BEGIN
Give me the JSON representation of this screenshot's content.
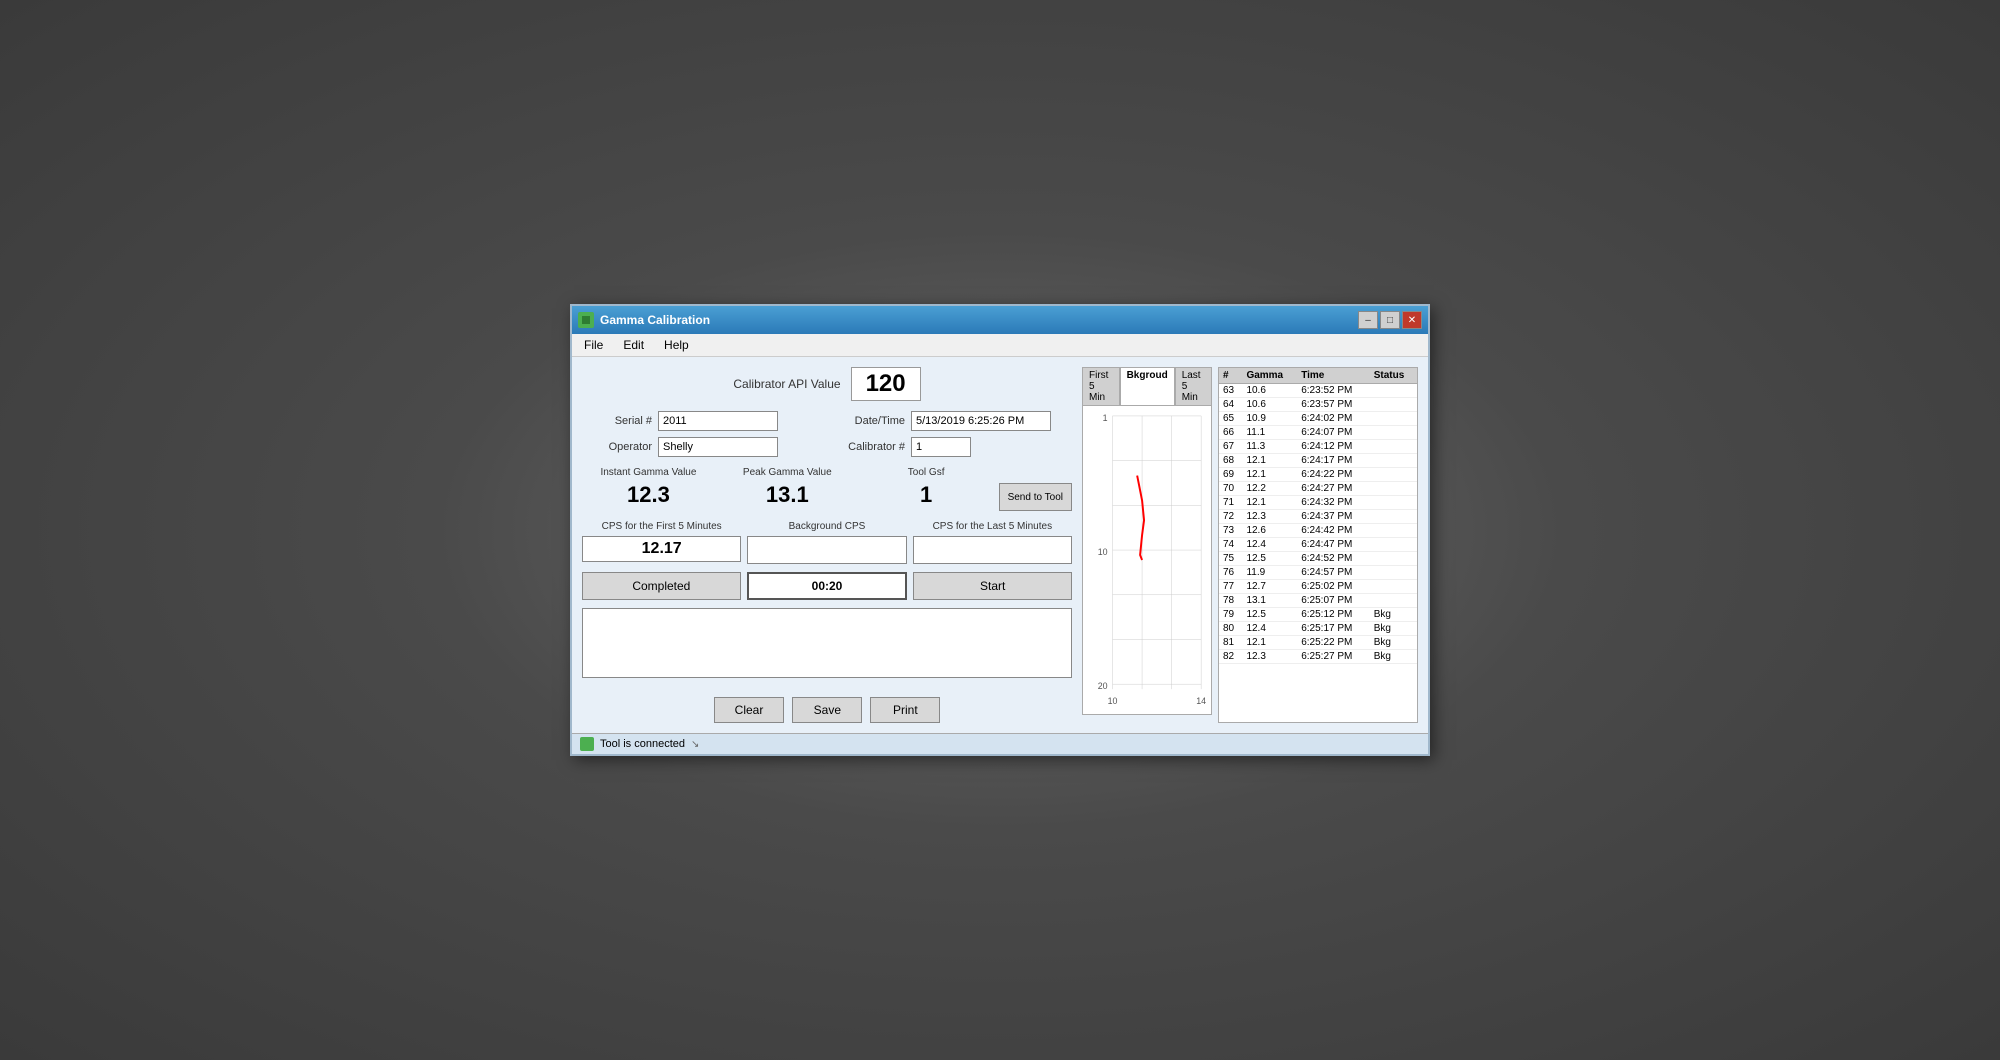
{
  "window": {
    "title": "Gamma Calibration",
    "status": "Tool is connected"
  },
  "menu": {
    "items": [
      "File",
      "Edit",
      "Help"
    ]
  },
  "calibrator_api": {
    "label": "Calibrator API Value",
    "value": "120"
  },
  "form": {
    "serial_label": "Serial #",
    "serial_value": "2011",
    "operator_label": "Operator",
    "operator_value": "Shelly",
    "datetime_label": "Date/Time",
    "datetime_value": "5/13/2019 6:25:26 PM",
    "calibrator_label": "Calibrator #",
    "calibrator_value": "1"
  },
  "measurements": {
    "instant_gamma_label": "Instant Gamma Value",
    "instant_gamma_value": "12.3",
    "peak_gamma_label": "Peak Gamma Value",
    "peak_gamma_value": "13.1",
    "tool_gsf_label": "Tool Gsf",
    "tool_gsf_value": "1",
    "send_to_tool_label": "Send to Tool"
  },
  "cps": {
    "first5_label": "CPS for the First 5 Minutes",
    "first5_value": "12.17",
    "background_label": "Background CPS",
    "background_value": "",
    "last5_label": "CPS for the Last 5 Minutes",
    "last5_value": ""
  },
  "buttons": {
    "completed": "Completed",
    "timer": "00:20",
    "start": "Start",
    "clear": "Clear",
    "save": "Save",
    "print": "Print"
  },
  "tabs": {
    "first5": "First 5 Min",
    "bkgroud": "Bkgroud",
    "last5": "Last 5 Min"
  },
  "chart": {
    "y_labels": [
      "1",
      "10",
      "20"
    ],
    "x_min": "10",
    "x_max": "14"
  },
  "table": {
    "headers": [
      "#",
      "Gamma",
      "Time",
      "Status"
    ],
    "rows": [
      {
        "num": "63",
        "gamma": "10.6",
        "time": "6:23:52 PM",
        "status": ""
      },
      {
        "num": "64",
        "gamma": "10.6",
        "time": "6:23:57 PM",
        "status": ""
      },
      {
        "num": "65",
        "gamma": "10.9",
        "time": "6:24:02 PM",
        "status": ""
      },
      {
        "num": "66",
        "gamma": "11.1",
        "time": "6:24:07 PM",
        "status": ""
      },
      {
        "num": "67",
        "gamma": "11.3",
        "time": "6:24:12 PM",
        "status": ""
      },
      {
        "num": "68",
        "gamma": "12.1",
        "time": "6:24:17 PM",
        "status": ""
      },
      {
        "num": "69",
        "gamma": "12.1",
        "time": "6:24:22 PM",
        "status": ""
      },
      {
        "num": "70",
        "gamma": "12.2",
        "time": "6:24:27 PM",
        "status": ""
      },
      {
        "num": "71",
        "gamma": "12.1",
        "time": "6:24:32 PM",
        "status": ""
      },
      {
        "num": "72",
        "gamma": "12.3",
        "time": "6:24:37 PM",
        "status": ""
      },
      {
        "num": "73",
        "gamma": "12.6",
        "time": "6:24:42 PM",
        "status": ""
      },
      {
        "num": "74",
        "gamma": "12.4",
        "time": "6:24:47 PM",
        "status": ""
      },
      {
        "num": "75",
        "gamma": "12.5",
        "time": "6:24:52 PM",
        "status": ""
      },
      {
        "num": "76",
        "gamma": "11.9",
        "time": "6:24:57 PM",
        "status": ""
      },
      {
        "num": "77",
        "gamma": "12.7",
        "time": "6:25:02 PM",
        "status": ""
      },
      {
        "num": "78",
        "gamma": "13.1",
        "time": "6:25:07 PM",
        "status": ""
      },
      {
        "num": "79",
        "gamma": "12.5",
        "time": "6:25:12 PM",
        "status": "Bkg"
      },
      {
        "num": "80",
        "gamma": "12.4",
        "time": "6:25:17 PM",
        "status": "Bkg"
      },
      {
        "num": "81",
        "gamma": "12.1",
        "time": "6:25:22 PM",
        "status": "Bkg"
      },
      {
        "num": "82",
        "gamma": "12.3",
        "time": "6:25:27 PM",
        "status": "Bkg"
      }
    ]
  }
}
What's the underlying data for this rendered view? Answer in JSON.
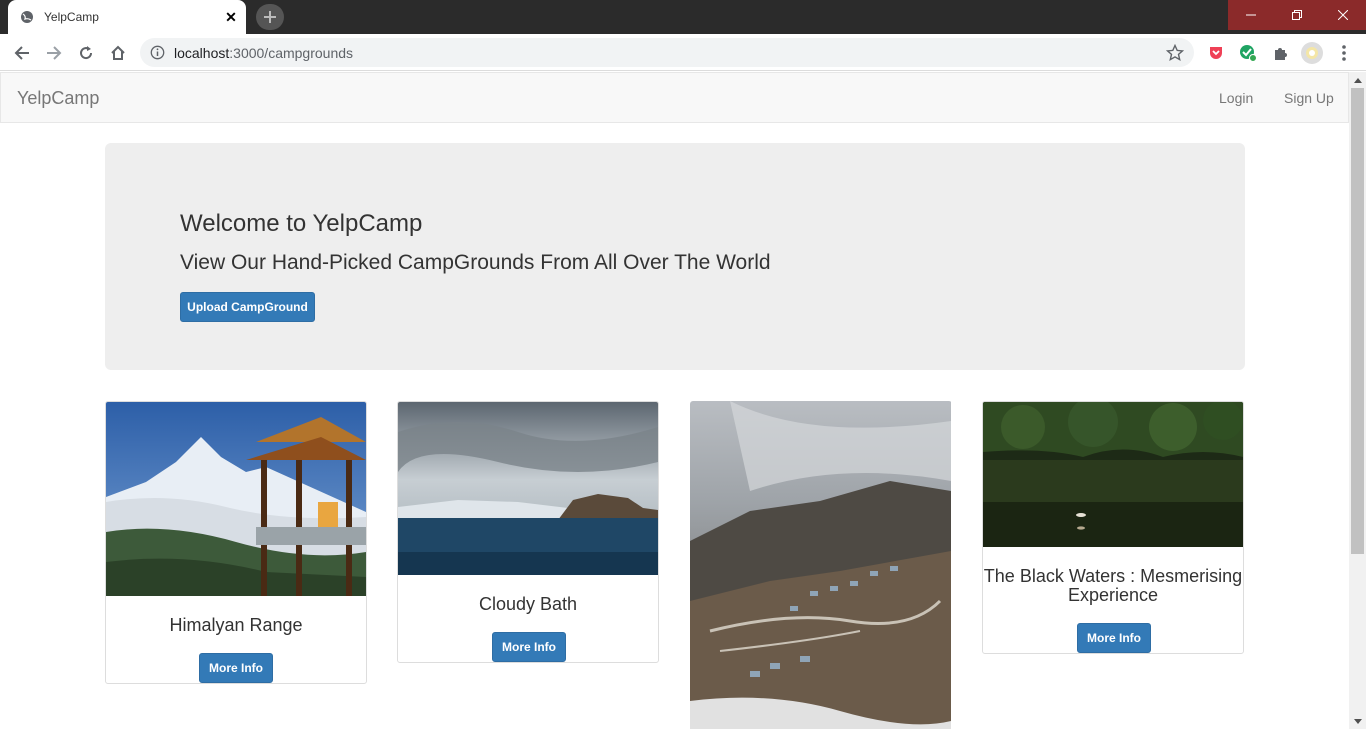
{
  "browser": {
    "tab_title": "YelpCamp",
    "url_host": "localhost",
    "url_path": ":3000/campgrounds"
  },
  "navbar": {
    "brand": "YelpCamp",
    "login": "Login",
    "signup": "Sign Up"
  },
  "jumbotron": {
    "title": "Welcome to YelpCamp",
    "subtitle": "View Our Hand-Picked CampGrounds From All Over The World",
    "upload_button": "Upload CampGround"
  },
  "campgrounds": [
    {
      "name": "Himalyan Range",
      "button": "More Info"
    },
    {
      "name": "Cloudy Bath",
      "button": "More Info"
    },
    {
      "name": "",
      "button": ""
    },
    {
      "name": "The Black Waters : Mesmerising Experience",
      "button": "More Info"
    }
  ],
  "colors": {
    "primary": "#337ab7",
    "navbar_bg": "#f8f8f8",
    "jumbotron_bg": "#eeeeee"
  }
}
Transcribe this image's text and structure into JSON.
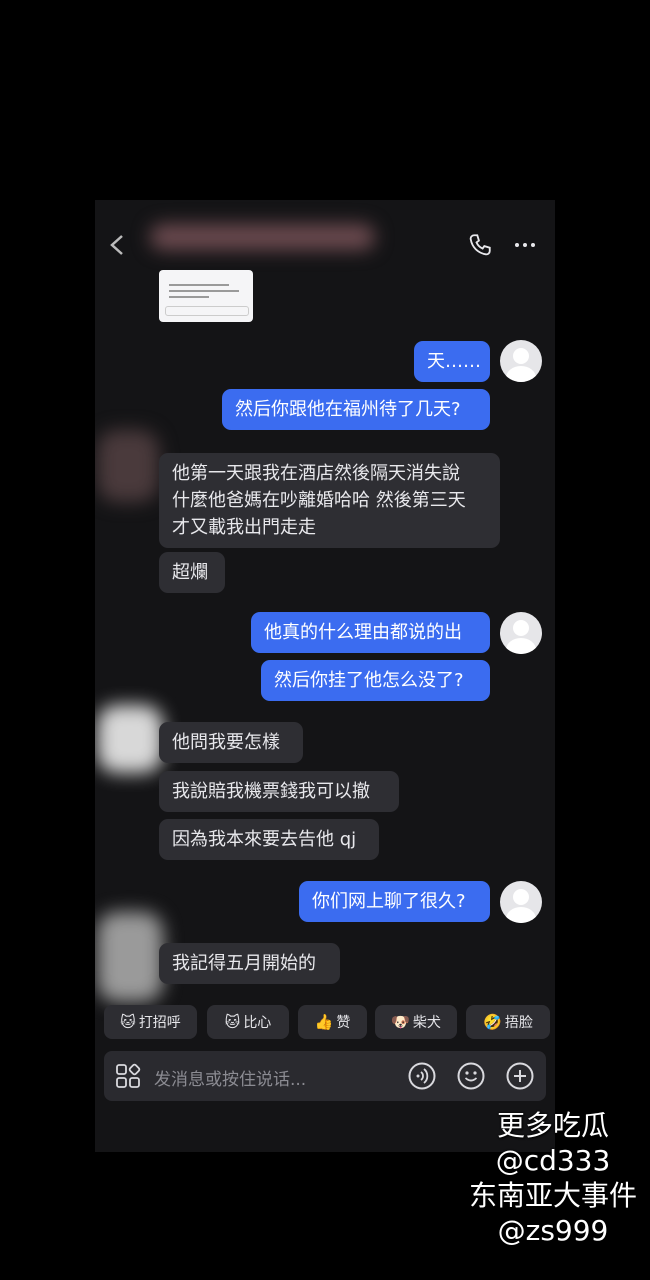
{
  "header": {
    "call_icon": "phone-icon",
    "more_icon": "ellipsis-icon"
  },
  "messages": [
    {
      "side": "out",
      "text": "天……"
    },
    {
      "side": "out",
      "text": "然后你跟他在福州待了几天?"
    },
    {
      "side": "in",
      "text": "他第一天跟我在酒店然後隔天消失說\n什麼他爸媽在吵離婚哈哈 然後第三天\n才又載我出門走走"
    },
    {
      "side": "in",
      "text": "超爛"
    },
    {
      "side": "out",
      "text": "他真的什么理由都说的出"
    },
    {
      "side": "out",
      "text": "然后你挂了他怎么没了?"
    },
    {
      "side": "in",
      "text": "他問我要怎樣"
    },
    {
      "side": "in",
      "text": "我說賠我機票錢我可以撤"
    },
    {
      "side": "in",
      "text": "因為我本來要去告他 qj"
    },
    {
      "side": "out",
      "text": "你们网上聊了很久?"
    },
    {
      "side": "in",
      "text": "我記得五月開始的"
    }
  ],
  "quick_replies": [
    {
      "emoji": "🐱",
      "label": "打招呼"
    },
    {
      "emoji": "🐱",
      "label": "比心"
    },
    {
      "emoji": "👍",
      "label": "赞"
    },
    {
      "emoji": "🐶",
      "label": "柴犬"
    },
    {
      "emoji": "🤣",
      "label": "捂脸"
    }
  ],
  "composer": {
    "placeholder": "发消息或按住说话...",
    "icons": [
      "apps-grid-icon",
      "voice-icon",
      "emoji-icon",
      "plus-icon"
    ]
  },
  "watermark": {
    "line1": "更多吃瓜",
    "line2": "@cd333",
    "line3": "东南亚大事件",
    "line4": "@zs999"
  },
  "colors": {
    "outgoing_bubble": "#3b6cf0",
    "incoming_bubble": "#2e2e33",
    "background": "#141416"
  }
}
END
DO THIS
Quote each entry above verbatim and drop the pictures.

WRITTEN ANSWER
Give me the JSON representation of this screenshot's content.
{
  "window": {
    "title": "Gamma Calibration",
    "status": "Tool is connected"
  },
  "menu": {
    "items": [
      "File",
      "Edit",
      "Help"
    ]
  },
  "calibrator_api": {
    "label": "Calibrator API Value",
    "value": "120"
  },
  "form": {
    "serial_label": "Serial #",
    "serial_value": "2011",
    "operator_label": "Operator",
    "operator_value": "Shelly",
    "datetime_label": "Date/Time",
    "datetime_value": "5/13/2019 6:25:26 PM",
    "calibrator_label": "Calibrator #",
    "calibrator_value": "1"
  },
  "measurements": {
    "instant_gamma_label": "Instant Gamma Value",
    "instant_gamma_value": "12.3",
    "peak_gamma_label": "Peak Gamma Value",
    "peak_gamma_value": "13.1",
    "tool_gsf_label": "Tool Gsf",
    "tool_gsf_value": "1",
    "send_to_tool_label": "Send to Tool"
  },
  "cps": {
    "first5_label": "CPS for the First 5 Minutes",
    "first5_value": "12.17",
    "background_label": "Background CPS",
    "background_value": "",
    "last5_label": "CPS for the Last 5 Minutes",
    "last5_value": ""
  },
  "buttons": {
    "completed": "Completed",
    "timer": "00:20",
    "start": "Start",
    "clear": "Clear",
    "save": "Save",
    "print": "Print"
  },
  "tabs": {
    "first5": "First 5 Min",
    "bkgroud": "Bkgroud",
    "last5": "Last 5 Min"
  },
  "chart": {
    "y_labels": [
      "1",
      "10",
      "20"
    ],
    "x_min": "10",
    "x_max": "14"
  },
  "table": {
    "headers": [
      "#",
      "Gamma",
      "Time",
      "Status"
    ],
    "rows": [
      {
        "num": "63",
        "gamma": "10.6",
        "time": "6:23:52 PM",
        "status": ""
      },
      {
        "num": "64",
        "gamma": "10.6",
        "time": "6:23:57 PM",
        "status": ""
      },
      {
        "num": "65",
        "gamma": "10.9",
        "time": "6:24:02 PM",
        "status": ""
      },
      {
        "num": "66",
        "gamma": "11.1",
        "time": "6:24:07 PM",
        "status": ""
      },
      {
        "num": "67",
        "gamma": "11.3",
        "time": "6:24:12 PM",
        "status": ""
      },
      {
        "num": "68",
        "gamma": "12.1",
        "time": "6:24:17 PM",
        "status": ""
      },
      {
        "num": "69",
        "gamma": "12.1",
        "time": "6:24:22 PM",
        "status": ""
      },
      {
        "num": "70",
        "gamma": "12.2",
        "time": "6:24:27 PM",
        "status": ""
      },
      {
        "num": "71",
        "gamma": "12.1",
        "time": "6:24:32 PM",
        "status": ""
      },
      {
        "num": "72",
        "gamma": "12.3",
        "time": "6:24:37 PM",
        "status": ""
      },
      {
        "num": "73",
        "gamma": "12.6",
        "time": "6:24:42 PM",
        "status": ""
      },
      {
        "num": "74",
        "gamma": "12.4",
        "time": "6:24:47 PM",
        "status": ""
      },
      {
        "num": "75",
        "gamma": "12.5",
        "time": "6:24:52 PM",
        "status": ""
      },
      {
        "num": "76",
        "gamma": "11.9",
        "time": "6:24:57 PM",
        "status": ""
      },
      {
        "num": "77",
        "gamma": "12.7",
        "time": "6:25:02 PM",
        "status": ""
      },
      {
        "num": "78",
        "gamma": "13.1",
        "time": "6:25:07 PM",
        "status": ""
      },
      {
        "num": "79",
        "gamma": "12.5",
        "time": "6:25:12 PM",
        "status": "Bkg"
      },
      {
        "num": "80",
        "gamma": "12.4",
        "time": "6:25:17 PM",
        "status": "Bkg"
      },
      {
        "num": "81",
        "gamma": "12.1",
        "time": "6:25:22 PM",
        "status": "Bkg"
      },
      {
        "num": "82",
        "gamma": "12.3",
        "time": "6:25:27 PM",
        "status": "Bkg"
      }
    ]
  }
}
What's the underlying data for this rendered view? Answer in JSON.
{
  "browser": {
    "tab_title": "YelpCamp",
    "url_host": "localhost",
    "url_path": ":3000/campgrounds"
  },
  "navbar": {
    "brand": "YelpCamp",
    "login": "Login",
    "signup": "Sign Up"
  },
  "jumbotron": {
    "title": "Welcome to YelpCamp",
    "subtitle": "View Our Hand-Picked CampGrounds From All Over The World",
    "upload_button": "Upload CampGround"
  },
  "campgrounds": [
    {
      "name": "Himalyan Range",
      "button": "More Info"
    },
    {
      "name": "Cloudy Bath",
      "button": "More Info"
    },
    {
      "name": "",
      "button": ""
    },
    {
      "name": "The Black Waters : Mesmerising Experience",
      "button": "More Info"
    }
  ],
  "colors": {
    "primary": "#337ab7",
    "navbar_bg": "#f8f8f8",
    "jumbotron_bg": "#eeeeee"
  }
}
Transcribe this image's text and structure into JSON.
{
  "header": {
    "call_icon": "phone-icon",
    "more_icon": "ellipsis-icon"
  },
  "messages": [
    {
      "side": "out",
      "text": "天……"
    },
    {
      "side": "out",
      "text": "然后你跟他在福州待了几天?"
    },
    {
      "side": "in",
      "text": "他第一天跟我在酒店然後隔天消失說\n什麼他爸媽在吵離婚哈哈 然後第三天\n才又載我出門走走"
    },
    {
      "side": "in",
      "text": "超爛"
    },
    {
      "side": "out",
      "text": "他真的什么理由都说的出"
    },
    {
      "side": "out",
      "text": "然后你挂了他怎么没了?"
    },
    {
      "side": "in",
      "text": "他問我要怎樣"
    },
    {
      "side": "in",
      "text": "我說賠我機票錢我可以撤"
    },
    {
      "side": "in",
      "text": "因為我本來要去告他 qj"
    },
    {
      "side": "out",
      "text": "你们网上聊了很久?"
    },
    {
      "side": "in",
      "text": "我記得五月開始的"
    }
  ],
  "quick_replies": [
    {
      "emoji": "🐱",
      "label": "打招呼"
    },
    {
      "emoji": "🐱",
      "label": "比心"
    },
    {
      "emoji": "👍",
      "label": "赞"
    },
    {
      "emoji": "🐶",
      "label": "柴犬"
    },
    {
      "emoji": "🤣",
      "label": "捂脸"
    }
  ],
  "composer": {
    "placeholder": "发消息或按住说话...",
    "icons": [
      "apps-grid-icon",
      "voice-icon",
      "emoji-icon",
      "plus-icon"
    ]
  },
  "watermark": {
    "line1": "更多吃瓜",
    "line2": "@cd333",
    "line3": "东南亚大事件",
    "line4": "@zs999"
  },
  "colors": {
    "outgoing_bubble": "#3b6cf0",
    "incoming_bubble": "#2e2e33",
    "background": "#141416"
  }
}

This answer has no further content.